- _Your task_:
Print the full listing exactly.

··········

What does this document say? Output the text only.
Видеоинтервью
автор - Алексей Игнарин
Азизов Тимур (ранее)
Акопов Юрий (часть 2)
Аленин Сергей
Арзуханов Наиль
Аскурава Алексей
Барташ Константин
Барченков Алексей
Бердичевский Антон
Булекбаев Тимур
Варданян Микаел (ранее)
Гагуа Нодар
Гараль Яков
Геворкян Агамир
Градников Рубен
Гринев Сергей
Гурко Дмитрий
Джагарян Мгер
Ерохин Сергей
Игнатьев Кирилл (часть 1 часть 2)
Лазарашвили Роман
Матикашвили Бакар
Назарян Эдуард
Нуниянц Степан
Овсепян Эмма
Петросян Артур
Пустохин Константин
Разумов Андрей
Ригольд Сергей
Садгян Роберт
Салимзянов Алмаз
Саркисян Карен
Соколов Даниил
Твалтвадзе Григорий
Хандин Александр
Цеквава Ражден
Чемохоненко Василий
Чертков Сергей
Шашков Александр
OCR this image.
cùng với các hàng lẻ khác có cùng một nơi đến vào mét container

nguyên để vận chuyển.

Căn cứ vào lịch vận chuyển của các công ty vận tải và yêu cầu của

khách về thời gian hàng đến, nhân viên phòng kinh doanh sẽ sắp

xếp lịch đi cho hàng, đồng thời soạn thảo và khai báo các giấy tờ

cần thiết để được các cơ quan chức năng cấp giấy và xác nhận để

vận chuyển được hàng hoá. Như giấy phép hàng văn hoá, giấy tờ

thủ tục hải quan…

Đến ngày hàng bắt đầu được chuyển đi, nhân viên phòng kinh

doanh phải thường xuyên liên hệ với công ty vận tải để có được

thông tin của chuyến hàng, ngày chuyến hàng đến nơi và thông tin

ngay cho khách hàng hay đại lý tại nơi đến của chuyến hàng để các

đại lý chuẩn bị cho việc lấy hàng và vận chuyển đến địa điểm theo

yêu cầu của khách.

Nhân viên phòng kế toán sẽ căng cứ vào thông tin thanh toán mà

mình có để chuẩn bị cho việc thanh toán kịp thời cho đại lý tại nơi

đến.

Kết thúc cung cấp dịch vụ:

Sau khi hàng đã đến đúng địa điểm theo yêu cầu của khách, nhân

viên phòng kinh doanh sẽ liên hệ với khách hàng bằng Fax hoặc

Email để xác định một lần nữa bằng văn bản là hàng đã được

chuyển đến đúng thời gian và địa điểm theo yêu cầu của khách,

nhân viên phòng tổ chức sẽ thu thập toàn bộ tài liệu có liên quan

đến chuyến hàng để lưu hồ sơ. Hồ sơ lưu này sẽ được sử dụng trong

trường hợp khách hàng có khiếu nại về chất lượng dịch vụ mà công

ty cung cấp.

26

··········

- _Answer to the task_:
What does this document say? Output the text only.
Видеоинтервью
автор - Алексей Игнарин
Азизов Тимур (ранее)
Акопов Юрий (часть 2)
Аленин Сергей
Арзуханов Наиль
Аскурава Алексей
Барташ Константин
Барченков Алексей
Бердичевский Антон
Булекбаев Тимур
Варданян Микаел (ранее)
Гагуа Нодар
Гараль Яков
Геворкян Агамир
Градников Рубен
Гринев Сергей
Гурко Дмитрий
Джагарян Мгер
Ерохин Сергей
Игнатьев Кирилл (часть 1 часть 2)
Лазарашвили Роман
Матикашвили Бакар
Назарян Эдуард
Нуниянц Степан
Овсепян Эмма
Петросян Артур
Пустохин Константин
Разумов Андрей
Ригольд Сергей
Садгян Роберт
Салимзянов Алмаз
Саркисян Карен
Соколов Даниил
Твалтвадзе Григорий
Хандин Александр
Цеквава Ражден
Чемохоненко Василий
Чертков Сергей
Шашков Александр
OCR this image.
cùng với các hàng lẻ khác có cùng một nơi đến vào mét container

nguyên để vận chuyển.

Căn cứ vào lịch vận chuyển của các công ty vận tải và yêu cầu của

khách về thời gian hàng đến, nhân viên phòng kinh doanh sẽ sắp

xếp lịch đi cho hàng, đồng thời soạn thảo và khai báo các giấy tờ

cần thiết để được các cơ quan chức năng cấp giấy và xác nhận để

vận chuyển được hàng hoá. Như giấy phép hàng văn hoá, giấy tờ

thủ tục hải quan…

Đến ngày hàng bắt đầu được chuyển đi, nhân viên phòng kinh

doanh phải thường xuyên liên hệ với công ty vận tải để có được

thông tin của chuyến hàng, ngày chuyến hàng đến nơi và thông tin

ngay cho khách hàng hay đại lý tại nơi đến của chuyến hàng để các

đại lý chuẩn bị cho việc lấy hàng và vận chuyển đến địa điểm theo

yêu cầu của khách.

Nhân viên phòng kế toán sẽ căng cứ vào thông tin thanh toán mà

mình có để chuẩn bị cho việc thanh toán kịp thời cho đại lý tại nơi

đến.

Kết thúc cung cấp dịch vụ:

Sau khi hàng đã đến đúng địa điểm theo yêu cầu của khách, nhân

viên phòng kinh doanh sẽ liên hệ với khách hàng bằng Fax hoặc

Email để xác định một lần nữa bằng văn bản là hàng đã được

chuyển đến đúng thời gian và địa điểm theo yêu cầu của khách,

nhân viên phòng tổ chức sẽ thu thập toàn bộ tài liệu có liên quan

đến chuyến hàng để lưu hồ sơ. Hồ sơ lưu này sẽ được sử dụng trong

trường hợp khách hàng có khiếu nại về chất lượng dịch vụ mà công

ty cung cấp.

26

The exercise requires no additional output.